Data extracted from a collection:
= = = = =

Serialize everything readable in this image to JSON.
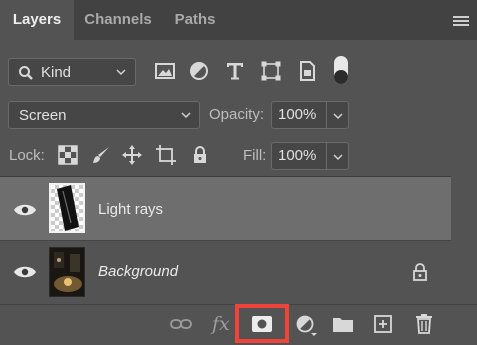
{
  "tabs": [
    {
      "label": "Layers",
      "active": true
    },
    {
      "label": "Channels",
      "active": false
    },
    {
      "label": "Paths",
      "active": false
    }
  ],
  "filter": {
    "kind_label": "Kind",
    "icons": [
      "image-filter-icon",
      "adjustment-filter-icon",
      "type-filter-icon",
      "shape-filter-icon",
      "smart-object-filter-icon"
    ]
  },
  "blend": {
    "mode": "Screen",
    "opacity_label": "Opacity:",
    "opacity_value": "100%"
  },
  "lock": {
    "label": "Lock:",
    "fill_label": "Fill:",
    "fill_value": "100%"
  },
  "layers": [
    {
      "name": "Light rays",
      "selected": true,
      "italic": false,
      "locked": false
    },
    {
      "name": "Background",
      "selected": false,
      "italic": true,
      "locked": true
    }
  ],
  "bottom": {
    "fx_label": "fx",
    "highlight_color": "#f0433a"
  }
}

= = = = =

Output the records above exactly; leave out the pictures.

Serialize everything readable in this image to JSON.
{
  "tabs": [
    {
      "label": "Layers",
      "active": true
    },
    {
      "label": "Channels",
      "active": false
    },
    {
      "label": "Paths",
      "active": false
    }
  ],
  "filter": {
    "kind_label": "Kind",
    "icons": [
      "image-filter-icon",
      "adjustment-filter-icon",
      "type-filter-icon",
      "shape-filter-icon",
      "smart-object-filter-icon"
    ]
  },
  "blend": {
    "mode": "Screen",
    "opacity_label": "Opacity:",
    "opacity_value": "100%"
  },
  "lock": {
    "label": "Lock:",
    "fill_label": "Fill:",
    "fill_value": "100%"
  },
  "layers": [
    {
      "name": "Light rays",
      "selected": true,
      "italic": false,
      "locked": false
    },
    {
      "name": "Background",
      "selected": false,
      "italic": true,
      "locked": true
    }
  ],
  "bottom": {
    "fx_label": "fx",
    "highlight_color": "#f0433a"
  }
}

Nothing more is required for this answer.